# Repaint in the heat!!



## Zman05 (Mar 14, 2011)

A recent project I finished. I used woodscapes on the body and all deckscrapes on the deck.


----------



## RCP (Apr 18, 2007)

Very nice transformation!


----------



## Zman05 (Mar 14, 2011)

Sorry typo....deckscapes


----------



## cdaniels (Oct 20, 2012)

It looks great. I really like both products.


----------



## ewingpainting.net (Jun 2, 2008)

Looks great

....


----------



## wje (Apr 11, 2009)

Excellent work! Very nice looking house now... before, not so much...


----------



## Epoxy Pro (Oct 7, 2012)

Repaint in the heat hell try scraping lead paint in the heat, all week between 90-100 degrees and we had a lead job to scrape.


----------



## benthepainter (Jun 17, 2011)

■ Provided information
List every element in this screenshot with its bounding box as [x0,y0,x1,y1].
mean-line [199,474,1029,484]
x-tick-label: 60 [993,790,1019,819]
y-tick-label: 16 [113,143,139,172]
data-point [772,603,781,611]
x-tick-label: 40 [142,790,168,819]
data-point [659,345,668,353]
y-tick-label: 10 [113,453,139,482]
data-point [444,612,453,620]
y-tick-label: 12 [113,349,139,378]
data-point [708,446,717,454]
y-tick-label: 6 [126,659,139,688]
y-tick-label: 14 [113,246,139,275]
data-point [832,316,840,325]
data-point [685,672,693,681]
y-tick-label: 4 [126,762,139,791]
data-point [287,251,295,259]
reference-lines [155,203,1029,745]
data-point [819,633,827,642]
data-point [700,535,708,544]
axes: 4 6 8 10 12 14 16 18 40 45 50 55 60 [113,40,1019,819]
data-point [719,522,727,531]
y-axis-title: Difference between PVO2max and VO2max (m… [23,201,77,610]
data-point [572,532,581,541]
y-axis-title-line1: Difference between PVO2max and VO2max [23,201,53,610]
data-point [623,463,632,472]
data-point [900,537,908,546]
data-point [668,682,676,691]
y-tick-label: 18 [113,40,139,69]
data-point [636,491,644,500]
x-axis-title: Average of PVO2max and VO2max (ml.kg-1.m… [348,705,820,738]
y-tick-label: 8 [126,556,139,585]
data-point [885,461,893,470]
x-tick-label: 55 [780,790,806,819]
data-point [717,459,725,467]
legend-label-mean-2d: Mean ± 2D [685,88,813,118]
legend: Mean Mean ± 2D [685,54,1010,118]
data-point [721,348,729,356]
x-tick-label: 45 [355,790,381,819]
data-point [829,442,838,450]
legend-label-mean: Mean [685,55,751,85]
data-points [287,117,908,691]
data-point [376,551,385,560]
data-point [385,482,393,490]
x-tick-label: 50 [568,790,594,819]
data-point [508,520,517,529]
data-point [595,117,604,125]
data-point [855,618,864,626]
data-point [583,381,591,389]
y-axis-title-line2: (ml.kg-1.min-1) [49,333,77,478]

■ Stated exercise A
Output the lines of the listing from its start up to and including the line containing "legend-label-mean-2d: Mean ±", reproduced without any change.
■ Stated exercise B
Pick up the forum thread about the house repaint at the point where it stops, and continue it.
The forum thread and the listing are unrelated material.

■ Right answer A
List every element in this screenshot with its bounding box as [x0,y0,x1,y1].
mean-line [199,474,1029,484]
x-tick-label: 60 [993,790,1019,819]
y-tick-label: 16 [113,143,139,172]
data-point [772,603,781,611]
x-tick-label: 40 [142,790,168,819]
data-point [659,345,668,353]
y-tick-label: 10 [113,453,139,482]
data-point [444,612,453,620]
y-tick-label: 12 [113,349,139,378]
data-point [708,446,717,454]
y-tick-label: 6 [126,659,139,688]
y-tick-label: 14 [113,246,139,275]
data-point [832,316,840,325]
data-point [685,672,693,681]
y-tick-label: 4 [126,762,139,791]
data-point [287,251,295,259]
reference-lines [155,203,1029,745]
data-point [819,633,827,642]
data-point [700,535,708,544]
axes: 4 6 8 10 12 14 16 18 40 45 50 55 60 [113,40,1019,819]
data-point [719,522,727,531]
y-axis-title: Difference between PVO2max and VO2max (m… [23,201,77,610]
data-point [572,532,581,541]
y-axis-title-line1: Difference between PVO2max and VO2max [23,201,53,610]
data-point [623,463,632,472]
data-point [900,537,908,546]
data-point [668,682,676,691]
y-tick-label: 18 [113,40,139,69]
data-point [636,491,644,500]
x-axis-title: Average of PVO2max and VO2max (ml.kg-1.m… [348,705,820,738]
y-tick-label: 8 [126,556,139,585]
data-point [885,461,893,470]
x-tick-label: 55 [780,790,806,819]
data-point [717,459,725,467]
legend-label-mean-2d: Mean ± 2D [685,88,813,118]

■ Right answer B
cdpainting said:


> Repaint in the heat hell try scraping lead paint in the heat, all week between 90-100 degrees and we had a lead job to scrape.


Hows your back going CD are you in less pain ?


----------



## Epoxy Pro (Oct 7, 2012)

benthepainter said:


> Hows your back going CD are you in less pain ?


Ben thanks for asking, my back feels just about normal again, normal aches and pains, I do feel it if I lift any thing heavy, I think by mid week I will be back to my 100% abnormal self.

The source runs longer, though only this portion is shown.